TUGAS YANG DIBERIKAN – Perbarui tulisan tentang hiburan dan ibadah pada bentangan dari "Jadi, intinya boleh" sampai "spiritual yang mendalam." dengan mengganti "kebosanan" menjadi "kejenuhan".

KUTIPAN DOKUMEN –

Jadi, intinya boleh aja hiburan dengan tujuan yang udah dijelasin tadi, tetapi hiburan jangan dijadikan sebagai tujuan utama. Jangan sampe bablas seharian main game. Malah kalo di bulan Ramadhan, hiburan kita dialihkan ke membaca al-Quran, atau membaca buku yang bermanfaat, banyak bertemu orang di acara buka bersama atau tarawih di masjid karena itu adalah bagian dari ngilangin stres atau kebosanan. Bikin kegiatan bersama untuk mengisi kajian keislaman. Dan itu termasuk hiburan sekaligus dapat pahala. Iya, kan?
Ibadah lebih utama
Sobat gaulislam, ibadah dan hiburan adalah dua hal yang memiliki peran dan fungsi yang berbeda dalam kehidupan seseorang. Ibadah adalah kegiatan spiritual yang dilakukan untuk menghormati, mempersembahkan, atau menyembah Allah Ta’ala. Ibadah biasanya dilakukan dengan penuh rasa khusyuk dan mengandung makna spiritual yang mendalam.
Sementara itu, hiburan adalah kegiatan yang dilakukan untuk menghilangkan rasa bosan, mengisi waktu luang, atau sekadar mencari kesenangan dan kegembiraan.
Sebagian dari kita, kadang mencari hiburan tetapi masih ada hubungannya dengan hal-hal yang sifatnya keagamaan. Misalnya aja nonton film religi atau dengerin nasyid, ya. Namun, penting untuk diingat bahwa ibadah memiliki prioritas yang lebih tinggi daripada hiburan. Ibadah harus tetap dilakukan secara teratur dan konsisten, bahkan jika ada kegiatan hiburan yang menarik atau menggiurkan. Hal ini karena ibadah memiliki makna dan dampak yang lebih mendalam dan penting dalam kehidupan seseorang, tidak hanya dalam aspek spiritual, tetapi juga dalam aspek psikologis dan sosial.
Kalo pun mau nyari hiburan tetapi memiliki dampak baik dan kian mendekatkan dirimu kepada kebaikan dan kepada Allah Ta’ala, maka bisa membaca buku yang isinya kisah-kisah nyata orang yang kehidupannya menginspirasi kita. Misalnya ada tuh buku yang judulnya Hiburan Orang-orang Shalih, 101 Kisah Segar, Nyata, dan Penuh Hikmah. Penulisnya, Muhammad Amin al-Jundi.

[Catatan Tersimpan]
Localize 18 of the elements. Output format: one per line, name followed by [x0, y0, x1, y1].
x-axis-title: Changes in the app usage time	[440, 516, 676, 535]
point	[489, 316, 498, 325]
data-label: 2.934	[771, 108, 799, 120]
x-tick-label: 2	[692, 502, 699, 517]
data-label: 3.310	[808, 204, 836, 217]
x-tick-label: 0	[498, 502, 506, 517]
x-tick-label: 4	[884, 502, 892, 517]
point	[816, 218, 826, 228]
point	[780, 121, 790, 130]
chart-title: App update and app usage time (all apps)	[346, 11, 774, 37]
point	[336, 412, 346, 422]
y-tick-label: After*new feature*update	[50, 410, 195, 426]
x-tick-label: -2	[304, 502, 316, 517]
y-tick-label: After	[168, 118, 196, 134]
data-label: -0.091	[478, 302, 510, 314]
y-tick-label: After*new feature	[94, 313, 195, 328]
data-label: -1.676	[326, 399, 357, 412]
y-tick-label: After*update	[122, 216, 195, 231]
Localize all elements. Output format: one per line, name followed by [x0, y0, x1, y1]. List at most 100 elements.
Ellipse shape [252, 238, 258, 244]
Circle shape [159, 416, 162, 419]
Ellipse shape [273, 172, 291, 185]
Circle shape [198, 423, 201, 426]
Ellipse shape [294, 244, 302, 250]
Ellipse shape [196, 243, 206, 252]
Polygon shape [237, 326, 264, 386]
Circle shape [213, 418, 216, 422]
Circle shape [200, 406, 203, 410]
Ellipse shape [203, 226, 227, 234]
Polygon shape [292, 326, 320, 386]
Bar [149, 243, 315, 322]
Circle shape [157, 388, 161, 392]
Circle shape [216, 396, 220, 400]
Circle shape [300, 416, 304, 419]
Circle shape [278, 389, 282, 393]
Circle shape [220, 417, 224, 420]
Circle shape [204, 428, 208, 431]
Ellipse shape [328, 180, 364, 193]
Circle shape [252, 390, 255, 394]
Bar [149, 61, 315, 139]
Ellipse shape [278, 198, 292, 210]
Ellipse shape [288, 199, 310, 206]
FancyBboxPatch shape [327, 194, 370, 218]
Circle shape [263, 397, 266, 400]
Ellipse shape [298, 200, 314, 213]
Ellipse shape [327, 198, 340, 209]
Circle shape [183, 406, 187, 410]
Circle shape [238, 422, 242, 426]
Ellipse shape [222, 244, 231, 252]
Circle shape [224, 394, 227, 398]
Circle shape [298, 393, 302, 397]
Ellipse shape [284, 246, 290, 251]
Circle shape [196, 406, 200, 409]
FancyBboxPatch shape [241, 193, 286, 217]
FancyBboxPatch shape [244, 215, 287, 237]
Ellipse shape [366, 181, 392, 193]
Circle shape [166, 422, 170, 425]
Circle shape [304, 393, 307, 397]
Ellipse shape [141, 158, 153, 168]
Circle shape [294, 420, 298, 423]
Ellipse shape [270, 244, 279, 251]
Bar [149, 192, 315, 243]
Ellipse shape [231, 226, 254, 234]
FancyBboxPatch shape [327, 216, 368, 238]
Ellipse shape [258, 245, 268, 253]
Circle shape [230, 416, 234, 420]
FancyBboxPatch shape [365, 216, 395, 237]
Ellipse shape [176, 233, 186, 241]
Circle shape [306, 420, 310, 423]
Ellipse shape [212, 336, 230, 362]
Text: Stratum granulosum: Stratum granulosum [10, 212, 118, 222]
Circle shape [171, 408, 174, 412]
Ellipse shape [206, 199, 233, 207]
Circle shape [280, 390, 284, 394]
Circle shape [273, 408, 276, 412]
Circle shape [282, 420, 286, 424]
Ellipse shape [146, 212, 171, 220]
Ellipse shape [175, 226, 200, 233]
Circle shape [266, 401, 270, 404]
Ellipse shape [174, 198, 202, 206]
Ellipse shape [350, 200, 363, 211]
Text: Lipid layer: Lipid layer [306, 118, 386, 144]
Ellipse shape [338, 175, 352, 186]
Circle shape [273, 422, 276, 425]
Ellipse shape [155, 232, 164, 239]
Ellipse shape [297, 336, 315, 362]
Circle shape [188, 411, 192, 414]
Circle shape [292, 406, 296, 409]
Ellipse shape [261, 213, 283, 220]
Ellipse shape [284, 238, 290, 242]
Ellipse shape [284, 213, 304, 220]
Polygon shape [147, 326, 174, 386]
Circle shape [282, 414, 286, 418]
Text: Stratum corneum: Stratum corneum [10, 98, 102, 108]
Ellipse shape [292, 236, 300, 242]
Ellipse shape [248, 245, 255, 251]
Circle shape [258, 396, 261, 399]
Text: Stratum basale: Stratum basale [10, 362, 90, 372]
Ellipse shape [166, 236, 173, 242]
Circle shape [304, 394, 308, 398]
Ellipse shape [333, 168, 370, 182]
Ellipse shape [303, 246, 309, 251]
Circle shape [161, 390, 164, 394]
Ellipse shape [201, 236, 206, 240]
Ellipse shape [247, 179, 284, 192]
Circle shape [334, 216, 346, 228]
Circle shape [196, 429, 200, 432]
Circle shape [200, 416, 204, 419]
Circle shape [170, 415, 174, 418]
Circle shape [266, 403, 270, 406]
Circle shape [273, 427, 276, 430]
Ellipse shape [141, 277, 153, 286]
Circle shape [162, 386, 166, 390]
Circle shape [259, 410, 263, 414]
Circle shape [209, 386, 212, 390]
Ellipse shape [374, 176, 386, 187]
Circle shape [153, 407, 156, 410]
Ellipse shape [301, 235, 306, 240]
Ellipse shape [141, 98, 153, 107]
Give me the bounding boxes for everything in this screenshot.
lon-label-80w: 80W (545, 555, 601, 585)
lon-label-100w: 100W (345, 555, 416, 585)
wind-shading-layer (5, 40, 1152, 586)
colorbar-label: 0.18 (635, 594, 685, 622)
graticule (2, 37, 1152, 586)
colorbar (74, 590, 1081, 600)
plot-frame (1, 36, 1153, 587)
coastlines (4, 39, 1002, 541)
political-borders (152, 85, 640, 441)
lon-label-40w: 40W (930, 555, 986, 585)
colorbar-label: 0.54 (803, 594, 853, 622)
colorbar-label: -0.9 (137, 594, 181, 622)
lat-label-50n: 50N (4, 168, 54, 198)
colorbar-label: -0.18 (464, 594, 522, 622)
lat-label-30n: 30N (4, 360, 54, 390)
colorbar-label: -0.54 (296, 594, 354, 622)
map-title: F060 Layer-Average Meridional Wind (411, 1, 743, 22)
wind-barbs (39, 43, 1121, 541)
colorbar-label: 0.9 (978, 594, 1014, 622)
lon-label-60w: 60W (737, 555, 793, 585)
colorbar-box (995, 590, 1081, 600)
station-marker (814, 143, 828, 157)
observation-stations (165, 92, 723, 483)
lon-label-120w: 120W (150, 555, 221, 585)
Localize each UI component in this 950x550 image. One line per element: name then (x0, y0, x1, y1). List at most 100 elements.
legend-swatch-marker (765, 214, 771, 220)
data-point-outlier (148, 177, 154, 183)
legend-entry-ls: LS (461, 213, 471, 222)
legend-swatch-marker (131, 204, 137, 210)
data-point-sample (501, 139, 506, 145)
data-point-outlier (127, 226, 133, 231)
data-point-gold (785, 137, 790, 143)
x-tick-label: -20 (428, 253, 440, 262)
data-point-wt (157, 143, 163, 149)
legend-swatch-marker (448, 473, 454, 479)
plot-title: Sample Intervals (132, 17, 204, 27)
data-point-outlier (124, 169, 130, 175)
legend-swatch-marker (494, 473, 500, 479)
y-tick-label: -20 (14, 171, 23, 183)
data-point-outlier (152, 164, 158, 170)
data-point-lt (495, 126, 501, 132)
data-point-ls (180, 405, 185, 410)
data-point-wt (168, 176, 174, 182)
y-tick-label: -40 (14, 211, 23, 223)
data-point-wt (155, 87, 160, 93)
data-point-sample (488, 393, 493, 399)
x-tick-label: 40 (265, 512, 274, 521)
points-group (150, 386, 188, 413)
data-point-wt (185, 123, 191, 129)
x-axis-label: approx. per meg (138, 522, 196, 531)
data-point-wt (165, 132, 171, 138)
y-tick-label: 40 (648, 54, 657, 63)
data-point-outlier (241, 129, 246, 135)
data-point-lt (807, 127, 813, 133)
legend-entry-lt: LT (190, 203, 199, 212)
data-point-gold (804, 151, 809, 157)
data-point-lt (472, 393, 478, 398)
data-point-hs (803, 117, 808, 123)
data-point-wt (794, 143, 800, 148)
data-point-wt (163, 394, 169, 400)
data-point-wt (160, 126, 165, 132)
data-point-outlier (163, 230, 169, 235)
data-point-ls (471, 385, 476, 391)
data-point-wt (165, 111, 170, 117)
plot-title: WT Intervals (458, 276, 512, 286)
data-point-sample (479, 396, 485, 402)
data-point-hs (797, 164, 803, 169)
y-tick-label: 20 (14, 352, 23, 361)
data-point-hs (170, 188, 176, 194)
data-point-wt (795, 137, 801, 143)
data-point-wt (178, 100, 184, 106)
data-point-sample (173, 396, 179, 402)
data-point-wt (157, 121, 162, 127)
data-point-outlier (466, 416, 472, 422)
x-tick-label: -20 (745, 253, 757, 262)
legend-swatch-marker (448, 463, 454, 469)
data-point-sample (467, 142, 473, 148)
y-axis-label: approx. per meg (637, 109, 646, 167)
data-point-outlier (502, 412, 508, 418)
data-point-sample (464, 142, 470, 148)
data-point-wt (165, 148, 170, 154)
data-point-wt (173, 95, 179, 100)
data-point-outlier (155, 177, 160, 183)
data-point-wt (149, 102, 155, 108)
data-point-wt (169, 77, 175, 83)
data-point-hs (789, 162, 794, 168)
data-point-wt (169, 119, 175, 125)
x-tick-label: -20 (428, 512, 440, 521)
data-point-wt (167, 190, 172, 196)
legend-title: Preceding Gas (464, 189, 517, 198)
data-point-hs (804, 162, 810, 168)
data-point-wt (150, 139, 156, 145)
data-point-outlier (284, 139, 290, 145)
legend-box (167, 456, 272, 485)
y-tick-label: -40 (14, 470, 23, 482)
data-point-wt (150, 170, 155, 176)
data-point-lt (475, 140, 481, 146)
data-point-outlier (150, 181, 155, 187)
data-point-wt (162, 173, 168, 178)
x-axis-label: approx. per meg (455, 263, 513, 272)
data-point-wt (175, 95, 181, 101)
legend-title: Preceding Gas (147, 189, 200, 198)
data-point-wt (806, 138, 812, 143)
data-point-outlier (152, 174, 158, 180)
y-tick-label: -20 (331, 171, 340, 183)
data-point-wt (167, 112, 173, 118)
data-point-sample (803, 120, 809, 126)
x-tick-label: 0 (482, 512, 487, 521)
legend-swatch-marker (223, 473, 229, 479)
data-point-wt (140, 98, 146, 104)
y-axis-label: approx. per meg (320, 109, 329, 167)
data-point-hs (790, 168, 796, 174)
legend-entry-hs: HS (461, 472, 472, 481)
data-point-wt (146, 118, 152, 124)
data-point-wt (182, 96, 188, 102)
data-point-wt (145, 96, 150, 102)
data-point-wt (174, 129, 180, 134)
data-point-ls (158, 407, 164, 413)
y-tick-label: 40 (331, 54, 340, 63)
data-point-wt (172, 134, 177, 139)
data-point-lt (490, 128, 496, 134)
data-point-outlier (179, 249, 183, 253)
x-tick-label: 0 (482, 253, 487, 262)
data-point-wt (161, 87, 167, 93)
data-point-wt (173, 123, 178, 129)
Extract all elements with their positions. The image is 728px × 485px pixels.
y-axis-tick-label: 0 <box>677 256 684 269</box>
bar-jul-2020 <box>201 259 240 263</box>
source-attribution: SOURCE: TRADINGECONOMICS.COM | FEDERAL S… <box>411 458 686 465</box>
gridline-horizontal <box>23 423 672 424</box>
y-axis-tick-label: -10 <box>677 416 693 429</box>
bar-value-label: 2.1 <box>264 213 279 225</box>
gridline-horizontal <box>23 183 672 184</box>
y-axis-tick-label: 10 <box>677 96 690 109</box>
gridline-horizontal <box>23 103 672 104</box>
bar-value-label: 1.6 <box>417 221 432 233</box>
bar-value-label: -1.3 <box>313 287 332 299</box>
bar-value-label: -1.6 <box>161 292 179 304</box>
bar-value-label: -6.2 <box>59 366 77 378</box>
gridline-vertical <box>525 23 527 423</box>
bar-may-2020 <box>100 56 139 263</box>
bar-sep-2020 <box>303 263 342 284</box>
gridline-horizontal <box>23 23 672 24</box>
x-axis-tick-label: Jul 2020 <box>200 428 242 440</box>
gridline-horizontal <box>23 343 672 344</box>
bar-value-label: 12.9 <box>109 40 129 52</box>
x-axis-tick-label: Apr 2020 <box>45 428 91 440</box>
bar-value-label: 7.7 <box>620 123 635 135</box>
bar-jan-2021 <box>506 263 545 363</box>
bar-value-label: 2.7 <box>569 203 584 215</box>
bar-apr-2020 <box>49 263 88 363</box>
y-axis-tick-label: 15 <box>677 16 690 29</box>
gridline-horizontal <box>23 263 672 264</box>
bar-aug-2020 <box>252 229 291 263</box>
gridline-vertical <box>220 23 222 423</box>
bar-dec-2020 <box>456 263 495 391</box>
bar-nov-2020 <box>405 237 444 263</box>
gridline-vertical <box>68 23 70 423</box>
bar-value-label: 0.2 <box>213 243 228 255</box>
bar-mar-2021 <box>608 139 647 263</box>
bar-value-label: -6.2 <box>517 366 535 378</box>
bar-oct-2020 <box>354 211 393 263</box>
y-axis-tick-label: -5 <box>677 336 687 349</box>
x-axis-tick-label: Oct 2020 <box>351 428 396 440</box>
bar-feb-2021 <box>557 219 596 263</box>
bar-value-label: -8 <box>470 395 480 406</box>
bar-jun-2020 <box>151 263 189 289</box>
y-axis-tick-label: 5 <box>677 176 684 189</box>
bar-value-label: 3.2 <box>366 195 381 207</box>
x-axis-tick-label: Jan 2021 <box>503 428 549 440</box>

JAWABAN –
Jadi, intinya boleh aja hiburan dengan tujuan yang udah dijelasin tadi, tetapi hiburan jangan dijadikan sebagai tujuan utama. Jangan sampe bablas seharian main game. Malah kalo di bulan Ramadhan, hiburan kita dialihkan ke membaca al-Quran, atau membaca buku yang bermanfaat, banyak bertemu orang di acara buka bersama atau tarawih di masjid karena itu adalah bagian dari ngilangin stres atau kejenuhan. Bikin kegiatan bersama untuk mengisi kajian keislaman. Dan itu termasuk hiburan sekaligus dapat pahala. Iya, kan?
Ibadah lebih utama
Sobat gaulislam, ibadah dan hiburan adalah dua hal yang memiliki peran dan fungsi yang berbeda dalam kehidupan seseorang. Ibadah adalah kegiatan spiritual yang dilakukan untuk menghormati, mempersembahkan, atau menyembah Allah Ta’ala. Ibadah biasanya dilakukan dengan penuh rasa khusyuk dan mengandung makna spiritual yang mendalam.